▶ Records
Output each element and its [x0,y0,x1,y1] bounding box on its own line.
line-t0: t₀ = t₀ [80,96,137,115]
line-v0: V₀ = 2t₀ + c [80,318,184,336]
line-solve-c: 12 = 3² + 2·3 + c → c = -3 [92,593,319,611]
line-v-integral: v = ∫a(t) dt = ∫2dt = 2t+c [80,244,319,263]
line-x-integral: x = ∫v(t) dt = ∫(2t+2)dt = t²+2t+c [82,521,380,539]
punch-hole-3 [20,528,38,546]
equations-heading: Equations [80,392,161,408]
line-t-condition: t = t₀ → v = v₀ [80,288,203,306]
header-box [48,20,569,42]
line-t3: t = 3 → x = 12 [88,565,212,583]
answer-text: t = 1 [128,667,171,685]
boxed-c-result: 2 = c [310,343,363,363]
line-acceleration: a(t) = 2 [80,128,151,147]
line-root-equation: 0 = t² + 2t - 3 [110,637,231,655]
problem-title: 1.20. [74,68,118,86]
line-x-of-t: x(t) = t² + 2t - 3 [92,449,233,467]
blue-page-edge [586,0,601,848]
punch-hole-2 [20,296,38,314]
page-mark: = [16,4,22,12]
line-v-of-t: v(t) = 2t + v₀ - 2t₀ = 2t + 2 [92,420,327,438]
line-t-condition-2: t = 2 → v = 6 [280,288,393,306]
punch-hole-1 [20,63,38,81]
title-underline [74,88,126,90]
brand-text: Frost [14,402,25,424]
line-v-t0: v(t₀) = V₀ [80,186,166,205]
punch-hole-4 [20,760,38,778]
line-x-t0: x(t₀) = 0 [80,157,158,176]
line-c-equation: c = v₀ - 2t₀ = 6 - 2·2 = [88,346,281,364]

▶ Requirement
Rewrite all the records above, changing "punch-hole" to "binder-hole" wherever it occurs and leaving every other character as it is.

▶ The response
Output each element and its [x0,y0,x1,y1] bounding box on its own line.
line-t0: t₀ = t₀ [80,96,137,115]
line-v0: V₀ = 2t₀ + c [80,318,184,336]
line-solve-c: 12 = 3² + 2·3 + c → c = -3 [92,593,319,611]
line-v-integral: v = ∫a(t) dt = ∫2dt = 2t+c [80,244,319,263]
line-x-integral: x = ∫v(t) dt = ∫(2t+2)dt = t²+2t+c [82,521,380,539]
binder-hole-3 [20,528,38,546]
equations-heading: Equations [80,392,161,408]
line-t-condition: t = t₀ → v = v₀ [80,288,203,306]
header-box [48,20,569,42]
line-t3: t = 3 → x = 12 [88,565,212,583]
answer-text: t = 1 [128,667,171,685]
boxed-c-result: 2 = c [310,343,363,363]
line-acceleration: a(t) = 2 [80,128,151,147]
line-root-equation: 0 = t² + 2t - 3 [110,637,231,655]
problem-title: 1.20. [74,68,118,86]
line-x-of-t: x(t) = t² + 2t - 3 [92,449,233,467]
blue-page-edge [586,0,601,848]
binder-hole-2 [20,296,38,314]
page-mark: = [16,4,22,12]
line-v-of-t: v(t) = 2t + v₀ - 2t₀ = 2t + 2 [92,420,327,438]
line-t-condition-2: t = 2 → v = 6 [280,288,393,306]
binder-hole-1 [20,63,38,81]
title-underline [74,88,126,90]
brand-text: Frost [14,402,25,424]
line-v-t0: v(t₀) = V₀ [80,186,166,205]
binder-hole-4 [20,760,38,778]
line-x-t0: x(t₀) = 0 [80,157,158,176]
line-c-equation: c = v₀ - 2t₀ = 6 - 2·2 = [88,346,281,364]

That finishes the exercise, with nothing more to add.